"""

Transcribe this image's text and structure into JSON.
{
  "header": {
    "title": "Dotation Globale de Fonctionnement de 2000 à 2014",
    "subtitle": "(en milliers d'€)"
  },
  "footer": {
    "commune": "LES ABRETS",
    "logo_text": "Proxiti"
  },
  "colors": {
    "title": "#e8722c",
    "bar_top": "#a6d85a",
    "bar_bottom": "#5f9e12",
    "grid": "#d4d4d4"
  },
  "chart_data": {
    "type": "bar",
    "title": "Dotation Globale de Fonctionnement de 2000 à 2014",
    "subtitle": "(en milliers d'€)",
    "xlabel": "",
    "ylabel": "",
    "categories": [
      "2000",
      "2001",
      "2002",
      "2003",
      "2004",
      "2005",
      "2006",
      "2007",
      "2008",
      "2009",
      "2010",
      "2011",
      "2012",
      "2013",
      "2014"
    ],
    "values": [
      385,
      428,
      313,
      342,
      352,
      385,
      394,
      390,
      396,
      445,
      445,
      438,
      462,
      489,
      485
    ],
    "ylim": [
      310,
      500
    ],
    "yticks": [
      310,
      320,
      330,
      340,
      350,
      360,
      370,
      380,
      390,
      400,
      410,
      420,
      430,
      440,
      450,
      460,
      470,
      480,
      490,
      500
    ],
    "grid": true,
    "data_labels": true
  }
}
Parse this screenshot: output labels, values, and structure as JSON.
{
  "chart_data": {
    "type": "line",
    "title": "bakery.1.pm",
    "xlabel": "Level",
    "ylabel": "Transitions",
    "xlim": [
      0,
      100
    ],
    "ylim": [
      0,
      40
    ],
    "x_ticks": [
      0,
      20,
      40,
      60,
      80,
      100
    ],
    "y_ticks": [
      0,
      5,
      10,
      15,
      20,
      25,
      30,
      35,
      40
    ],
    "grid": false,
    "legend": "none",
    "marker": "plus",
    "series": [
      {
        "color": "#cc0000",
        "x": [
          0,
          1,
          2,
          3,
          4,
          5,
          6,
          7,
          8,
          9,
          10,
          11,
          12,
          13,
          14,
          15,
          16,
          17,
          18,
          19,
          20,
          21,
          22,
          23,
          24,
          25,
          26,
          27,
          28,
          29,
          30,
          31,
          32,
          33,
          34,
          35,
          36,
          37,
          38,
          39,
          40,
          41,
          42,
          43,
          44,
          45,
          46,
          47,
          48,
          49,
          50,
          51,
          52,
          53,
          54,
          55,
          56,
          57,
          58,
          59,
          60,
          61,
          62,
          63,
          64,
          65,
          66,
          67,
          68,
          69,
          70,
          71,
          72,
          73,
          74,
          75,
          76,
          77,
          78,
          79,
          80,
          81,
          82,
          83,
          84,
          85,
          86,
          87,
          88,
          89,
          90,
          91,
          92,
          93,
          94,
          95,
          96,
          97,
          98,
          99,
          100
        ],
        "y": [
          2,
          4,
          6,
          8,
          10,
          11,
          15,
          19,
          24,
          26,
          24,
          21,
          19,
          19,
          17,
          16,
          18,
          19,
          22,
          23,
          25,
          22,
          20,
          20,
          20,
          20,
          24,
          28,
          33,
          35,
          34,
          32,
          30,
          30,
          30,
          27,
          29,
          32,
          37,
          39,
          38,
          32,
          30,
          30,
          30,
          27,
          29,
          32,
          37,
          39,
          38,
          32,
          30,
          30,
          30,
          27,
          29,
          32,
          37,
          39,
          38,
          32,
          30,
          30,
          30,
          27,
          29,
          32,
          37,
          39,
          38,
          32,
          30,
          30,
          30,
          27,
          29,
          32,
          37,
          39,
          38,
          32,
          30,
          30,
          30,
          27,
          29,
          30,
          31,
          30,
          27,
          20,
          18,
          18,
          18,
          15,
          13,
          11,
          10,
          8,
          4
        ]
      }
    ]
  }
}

"""

Exactly reproduce every record.

[Exercise response]
Transcribe this image's text and structure into JSON.
{
  "header": {
    "title": "Dotation Globale de Fonctionnement de 2000 à 2014",
    "subtitle": "(en milliers d'€)"
  },
  "footer": {
    "commune": "LES ABRETS",
    "logo_text": "Proxiti"
  },
  "colors": {
    "title": "#e8722c",
    "bar_top": "#a6d85a",
    "bar_bottom": "#5f9e12",
    "grid": "#d4d4d4"
  },
  "chart_data": {
    "type": "bar",
    "title": "Dotation Globale de Fonctionnement de 2000 à 2014",
    "subtitle": "(en milliers d'€)",
    "xlabel": "",
    "ylabel": "",
    "categories": [
      "2000",
      "2001",
      "2002",
      "2003",
      "2004",
      "2005",
      "2006",
      "2007",
      "2008",
      "2009",
      "2010",
      "2011",
      "2012",
      "2013",
      "2014"
    ],
    "values": [
      385,
      428,
      313,
      342,
      352,
      385,
      394,
      390,
      396,
      445,
      445,
      438,
      462,
      489,
      485
    ],
    "ylim": [
      310,
      500
    ],
    "yticks": [
      310,
      320,
      330,
      340,
      350,
      360,
      370,
      380,
      390,
      400,
      410,
      420,
      430,
      440,
      450,
      460,
      470,
      480,
      490,
      500
    ],
    "grid": true,
    "data_labels": true
  }
}
Parse this screenshot: output labels, values, and structure as JSON.
{
  "chart_data": {
    "type": "line",
    "title": "bakery.1.pm",
    "xlabel": "Level",
    "ylabel": "Transitions",
    "xlim": [
      0,
      100
    ],
    "ylim": [
      0,
      40
    ],
    "x_ticks": [
      0,
      20,
      40,
      60,
      80,
      100
    ],
    "y_ticks": [
      0,
      5,
      10,
      15,
      20,
      25,
      30,
      35,
      40
    ],
    "grid": false,
    "legend": "none",
    "marker": "plus",
    "series": [
      {
        "color": "#cc0000",
        "x": [
          0,
          1,
          2,
          3,
          4,
          5,
          6,
          7,
          8,
          9,
          10,
          11,
          12,
          13,
          14,
          15,
          16,
          17,
          18,
          19,
          20,
          21,
          22,
          23,
          24,
          25,
          26,
          27,
          28,
          29,
          30,
          31,
          32,
          33,
          34,
          35,
          36,
          37,
          38,
          39,
          40,
          41,
          42,
          43,
          44,
          45,
          46,
          47,
          48,
          49,
          50,
          51,
          52,
          53,
          54,
          55,
          56,
          57,
          58,
          59,
          60,
          61,
          62,
          63,
          64,
          65,
          66,
          67,
          68,
          69,
          70,
          71,
          72,
          73,
          74,
          75,
          76,
          77,
          78,
          79,
          80,
          81,
          82,
          83,
          84,
          85,
          86,
          87,
          88,
          89,
          90,
          91,
          92,
          93,
          94,
          95,
          96,
          97,
          98,
          99,
          100
        ],
        "y": [
          2,
          4,
          6,
          8,
          10,
          11,
          15,
          19,
          24,
          26,
          24,
          21,
          19,
          19,
          17,
          16,
          18,
          19,
          22,
          23,
          25,
          22,
          20,
          20,
          20,
          20,
          24,
          28,
          33,
          35,
          34,
          32,
          30,
          30,
          30,
          27,
          29,
          32,
          37,
          39,
          38,
          32,
          30,
          30,
          30,
          27,
          29,
          32,
          37,
          39,
          38,
          32,
          30,
          30,
          30,
          27,
          29,
          32,
          37,
          39,
          38,
          32,
          30,
          30,
          30,
          27,
          29,
          32,
          37,
          39,
          38,
          32,
          30,
          30,
          30,
          27,
          29,
          32,
          37,
          39,
          38,
          32,
          30,
          30,
          30,
          27,
          29,
          30,
          31,
          30,
          27,
          20,
          18,
          18,
          18,
          15,
          13,
          11,
          10,
          8,
          4
        ]
      }
    ]
  }
}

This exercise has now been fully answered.